▶ **WHAT YOU WILL DO**
Reproduce every line of the data, exactly and without its pictures.

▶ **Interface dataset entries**
+++

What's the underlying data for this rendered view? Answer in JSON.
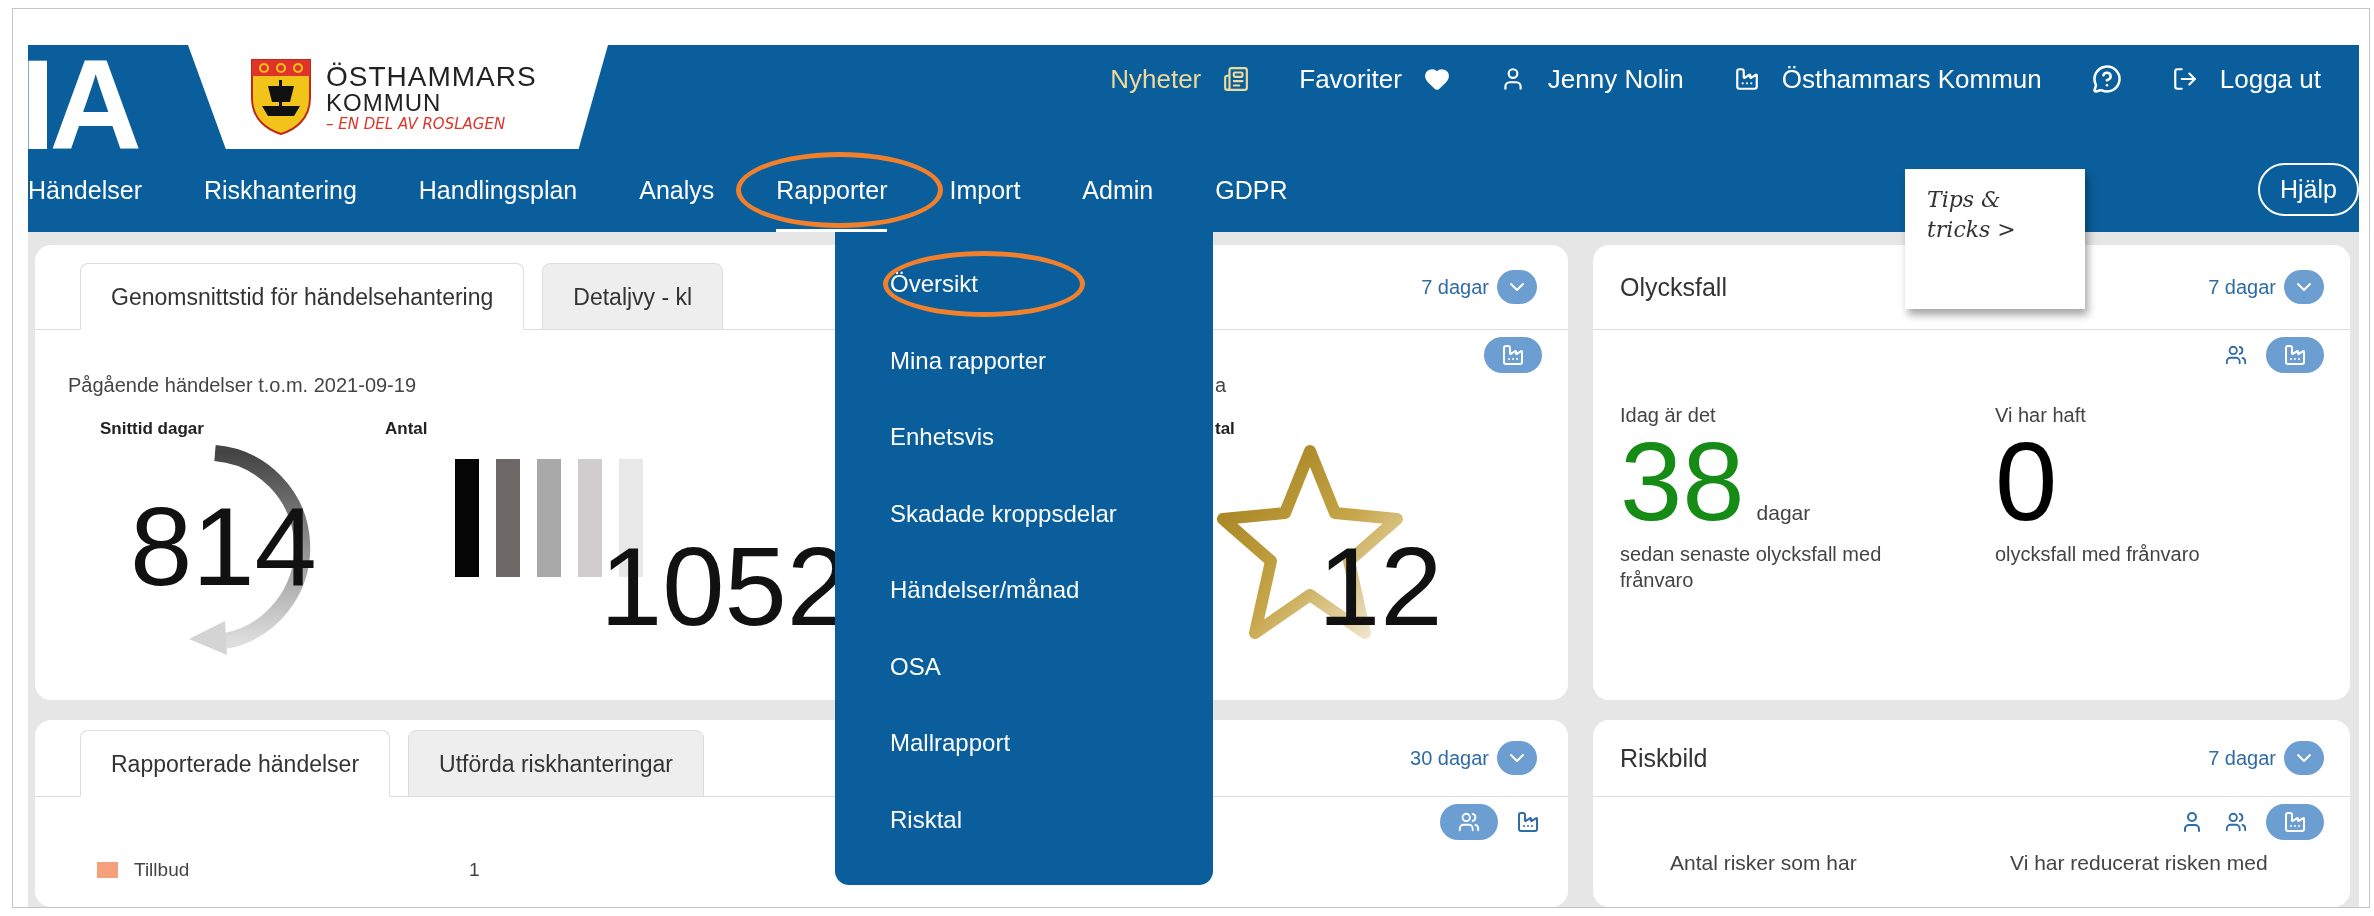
{
  "header": {
    "logo_text": "IA",
    "municipality": {
      "name": "ÖSTHAMMARS",
      "line2": "KOMMUN",
      "tagline": "– EN DEL AV ROSLAGEN"
    },
    "top_links": [
      {
        "kind": "news",
        "label": "Nyheter"
      },
      {
        "kind": "favorites",
        "label": "Favoriter"
      },
      {
        "kind": "user",
        "label": "Jenny Nolin"
      },
      {
        "kind": "org",
        "label": "Östhammars Kommun"
      },
      {
        "kind": "help"
      },
      {
        "kind": "logout",
        "label": "Logga ut"
      }
    ],
    "nav": [
      {
        "label": "Händelser",
        "selected": false,
        "circled": false
      },
      {
        "label": "Riskhantering",
        "selected": false,
        "circled": false
      },
      {
        "label": "Handlingsplan",
        "selected": false,
        "circled": false
      },
      {
        "label": "Analys",
        "selected": false,
        "circled": false
      },
      {
        "label": "Rapporter",
        "selected": true,
        "circled": true
      },
      {
        "label": "Import",
        "selected": false,
        "circled": false
      },
      {
        "label": "Admin",
        "selected": false,
        "circled": false
      },
      {
        "label": "GDPR",
        "selected": false,
        "circled": false
      }
    ],
    "tips_note": "Tips & tricks >",
    "help_button": "Hjälp"
  },
  "dropdown": {
    "items": [
      {
        "label": "Översikt",
        "circled": true
      },
      {
        "label": "Mina rapporter",
        "circled": false
      },
      {
        "label": "Enhetsvis",
        "circled": false
      },
      {
        "label": "Skadade kroppsdelar",
        "circled": false
      },
      {
        "label": "Händelser/månad",
        "circled": false
      },
      {
        "label": "OSA",
        "circled": false
      },
      {
        "label": "Mallrapport",
        "circled": false
      },
      {
        "label": "Risktal",
        "circled": false
      }
    ]
  },
  "handling_time_card": {
    "tabs": [
      {
        "label": "Genomsnittstid för händelsehantering",
        "selected": true
      },
      {
        "label": "Detaljvy - kl",
        "selected": false
      }
    ],
    "period": "7 dagar",
    "toggles": [
      {
        "kind": "unit",
        "selected": true
      }
    ],
    "subtitle": "Pågående händelser t.o.m. 2021-09-19",
    "subtitle_tail": "a",
    "metrics": [
      {
        "kind": "gauge",
        "label": "Snittid dagar",
        "value": "814"
      },
      {
        "kind": "bars",
        "label": "Antal",
        "value": "1052"
      },
      {
        "kind": "star",
        "label": "tal",
        "value": "12"
      }
    ]
  },
  "accidents_card": {
    "title": "Olycksfall",
    "period": "7 dagar",
    "toggles": [
      {
        "kind": "group",
        "selected": false
      },
      {
        "kind": "unit",
        "selected": true
      }
    ],
    "columns": [
      {
        "intro": "Idag är det",
        "value": "38",
        "unit": "dagar",
        "caption": "sedan senaste olycksfall med frånvaro",
        "color": "#168c16"
      },
      {
        "intro": "Vi har haft",
        "value": "0",
        "caption": "olycksfall med frånvaro",
        "color": "#000000"
      }
    ]
  },
  "reported_card": {
    "tabs": [
      {
        "label": "Rapporterade händelser",
        "selected": true
      },
      {
        "label": "Utförda riskhanteringar",
        "selected": false
      }
    ],
    "period": "30 dagar",
    "toggles": [
      {
        "kind": "group",
        "selected": true
      },
      {
        "kind": "unit",
        "selected": false
      }
    ],
    "legend": [
      {
        "label": "Tillbud",
        "value": "1",
        "color": "#f5a07a"
      }
    ]
  },
  "risk_card": {
    "title": "Riskbild",
    "period": "7 dagar",
    "toggles": [
      {
        "kind": "person",
        "selected": false
      },
      {
        "kind": "group",
        "selected": false
      },
      {
        "kind": "unit",
        "selected": true
      }
    ],
    "texts": [
      "Antal risker som har",
      "Vi har reducerat risken med"
    ]
  }
}
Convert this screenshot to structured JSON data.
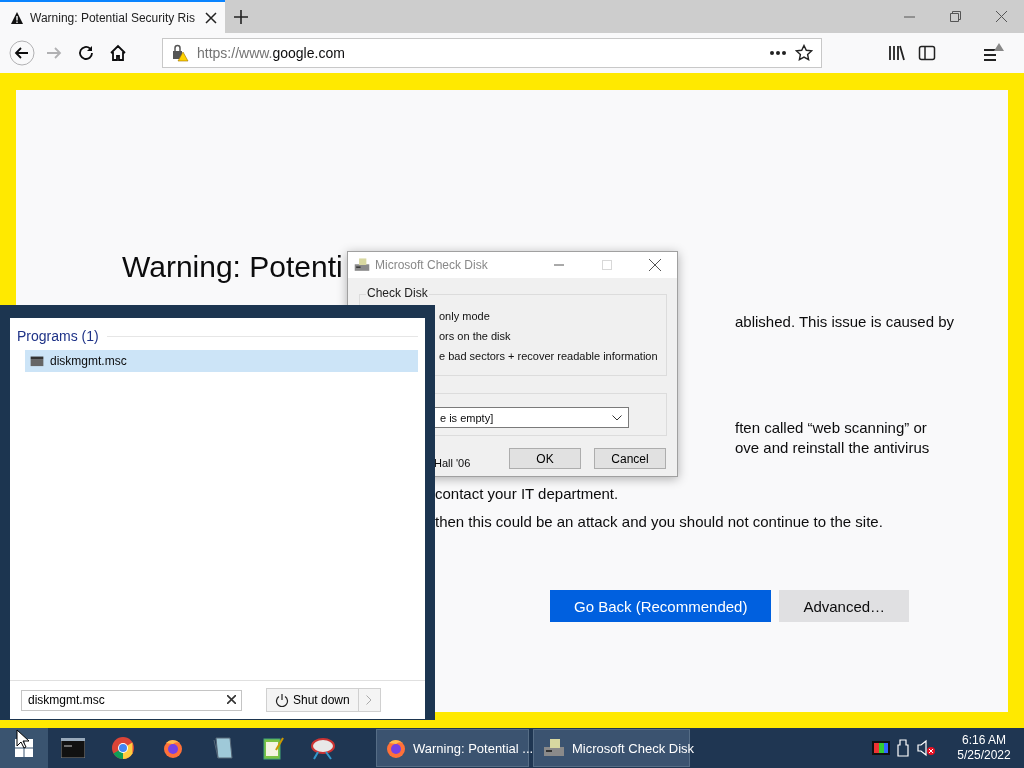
{
  "browser": {
    "tab": {
      "title": "Warning: Potential Security Ris",
      "selected": true
    },
    "nav": [
      {
        "kind": "back",
        "disabled": false
      },
      {
        "kind": "forward",
        "disabled": true
      },
      {
        "kind": "reload",
        "disabled": false
      },
      {
        "kind": "home",
        "disabled": false
      }
    ],
    "url": {
      "scheme": "https://www.",
      "domain": "google.com"
    }
  },
  "page": {
    "heading": "Warning: Potenti",
    "fragments_right": [
      "ablished. This issue is caused by",
      "ften called “web scanning” or",
      "ove and reinstall the antivirus"
    ],
    "fragments_left": [
      "contact your IT department.",
      "then this could be an attack and you should not continue to the site."
    ],
    "buttons": [
      {
        "label": "Go Back (Recommended)",
        "kind": "primary"
      },
      {
        "label": "Advanced…",
        "kind": "secondary"
      }
    ]
  },
  "dialog": {
    "title": "Microsoft Check Disk",
    "maximize_disabled": true,
    "group_title": "Check Disk",
    "options": [
      "only mode",
      "ors on the disk",
      "e bad sectors + recover readable information"
    ],
    "combo_value": "e is empty]",
    "note": "Hall '06",
    "buttons": [
      "OK",
      "Cancel"
    ]
  },
  "start_menu": {
    "section": "Programs (1)",
    "results": [
      {
        "label": "diskmgmt.msc",
        "selected": true
      }
    ],
    "search_value": "diskmgmt.msc",
    "shutdown_label": "Shut down"
  },
  "taskbar": {
    "tasks": [
      {
        "label": "Warning: Potential ...",
        "kind": "browser"
      },
      {
        "label": "Microsoft Check Disk",
        "kind": "disk"
      }
    ],
    "clock": {
      "time": "6:16 AM",
      "date": "5/25/2022"
    }
  }
}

+++

▶ **OUTPUT FOR THIS TASK**
What's the underlying data for this rendered view? Answer in JSON.
{
  "header": {
    "logo_text": "IA",
    "municipality": {
      "name": "ÖSTHAMMARS",
      "line2": "KOMMUN",
      "tagline": "– EN DEL AV ROSLAGEN"
    },
    "top_links": [
      {
        "kind": "news",
        "label": "Nyheter"
      },
      {
        "kind": "favorites",
        "label": "Favoriter"
      },
      {
        "kind": "user",
        "label": "Jenny Nolin"
      },
      {
        "kind": "org",
        "label": "Östhammars Kommun"
      },
      {
        "kind": "help"
      },
      {
        "kind": "logout",
        "label": "Logga ut"
      }
    ],
    "nav": [
      {
        "label": "Händelser",
        "selected": false,
        "circled": false
      },
      {
        "label": "Riskhantering",
        "selected": false,
        "circled": false
      },
      {
        "label": "Handlingsplan",
        "selected": false,
        "circled": false
      },
      {
        "label": "Analys",
        "selected": false,
        "circled": false
      },
      {
        "label": "Rapporter",
        "selected": true,
        "circled": true
      },
      {
        "label": "Import",
        "selected": false,
        "circled": false
      },
      {
        "label": "Admin",
        "selected": false,
        "circled": false
      },
      {
        "label": "GDPR",
        "selected": false,
        "circled": false
      }
    ],
    "tips_note": "Tips & tricks >",
    "help_button": "Hjälp"
  },
  "dropdown": {
    "items": [
      {
        "label": "Översikt",
        "circled": true
      },
      {
        "label": "Mina rapporter",
        "circled": false
      },
      {
        "label": "Enhetsvis",
        "circled": false
      },
      {
        "label": "Skadade kroppsdelar",
        "circled": false
      },
      {
        "label": "Händelser/månad",
        "circled": false
      },
      {
        "label": "OSA",
        "circled": false
      },
      {
        "label": "Mallrapport",
        "circled": false
      },
      {
        "label": "Risktal",
        "circled": false
      }
    ]
  },
  "handling_time_card": {
    "tabs": [
      {
        "label": "Genomsnittstid för händelsehantering",
        "selected": true
      },
      {
        "label": "Detaljvy - kl",
        "selected": false
      }
    ],
    "period": "7 dagar",
    "toggles": [
      {
        "kind": "unit",
        "selected": true
      }
    ],
    "subtitle": "Pågående händelser t.o.m. 2021-09-19",
    "subtitle_tail": "a",
    "metrics": [
      {
        "kind": "gauge",
        "label": "Snittid dagar",
        "value": "814"
      },
      {
        "kind": "bars",
        "label": "Antal",
        "value": "1052"
      },
      {
        "kind": "star",
        "label": "tal",
        "value": "12"
      }
    ]
  },
  "accidents_card": {
    "title": "Olycksfall",
    "period": "7 dagar",
    "toggles": [
      {
        "kind": "group",
        "selected": false
      },
      {
        "kind": "unit",
        "selected": true
      }
    ],
    "columns": [
      {
        "intro": "Idag är det",
        "value": "38",
        "unit": "dagar",
        "caption": "sedan senaste olycksfall med frånvaro",
        "color": "#168c16"
      },
      {
        "intro": "Vi har haft",
        "value": "0",
        "caption": "olycksfall med frånvaro",
        "color": "#000000"
      }
    ]
  },
  "reported_card": {
    "tabs": [
      {
        "label": "Rapporterade händelser",
        "selected": true
      },
      {
        "label": "Utförda riskhanteringar",
        "selected": false
      }
    ],
    "period": "30 dagar",
    "toggles": [
      {
        "kind": "group",
        "selected": true
      },
      {
        "kind": "unit",
        "selected": false
      }
    ],
    "legend": [
      {
        "label": "Tillbud",
        "value": "1",
        "color": "#f5a07a"
      }
    ]
  },
  "risk_card": {
    "title": "Riskbild",
    "period": "7 dagar",
    "toggles": [
      {
        "kind": "person",
        "selected": false
      },
      {
        "kind": "group",
        "selected": false
      },
      {
        "kind": "unit",
        "selected": true
      }
    ],
    "texts": [
      "Antal risker som har",
      "Vi har reducerat risken med"
    ]
  }
}
Convert this screenshot to structured JSON data.
{
  "browser": {
    "tab": {
      "title": "Warning: Potential Security Ris",
      "selected": true
    },
    "nav": [
      {
        "kind": "back",
        "disabled": false
      },
      {
        "kind": "forward",
        "disabled": true
      },
      {
        "kind": "reload",
        "disabled": false
      },
      {
        "kind": "home",
        "disabled": false
      }
    ],
    "url": {
      "scheme": "https://www.",
      "domain": "google.com"
    }
  },
  "page": {
    "heading": "Warning: Potenti",
    "fragments_right": [
      "ablished. This issue is caused by",
      "ften called “web scanning” or",
      "ove and reinstall the antivirus"
    ],
    "fragments_left": [
      "contact your IT department.",
      "then this could be an attack and you should not continue to the site."
    ],
    "buttons": [
      {
        "label": "Go Back (Recommended)",
        "kind": "primary"
      },
      {
        "label": "Advanced…",
        "kind": "secondary"
      }
    ]
  },
  "dialog": {
    "title": "Microsoft Check Disk",
    "maximize_disabled": true,
    "group_title": "Check Disk",
    "options": [
      "only mode",
      "ors on the disk",
      "e bad sectors + recover readable information"
    ],
    "combo_value": "e is empty]",
    "note": "Hall '06",
    "buttons": [
      "OK",
      "Cancel"
    ]
  },
  "start_menu": {
    "section": "Programs (1)",
    "results": [
      {
        "label": "diskmgmt.msc",
        "selected": true
      }
    ],
    "search_value": "diskmgmt.msc",
    "shutdown_label": "Shut down"
  },
  "taskbar": {
    "tasks": [
      {
        "label": "Warning: Potential ...",
        "kind": "browser"
      },
      {
        "label": "Microsoft Check Disk",
        "kind": "disk"
      }
    ],
    "clock": {
      "time": "6:16 AM",
      "date": "5/25/2022"
    }
  }
}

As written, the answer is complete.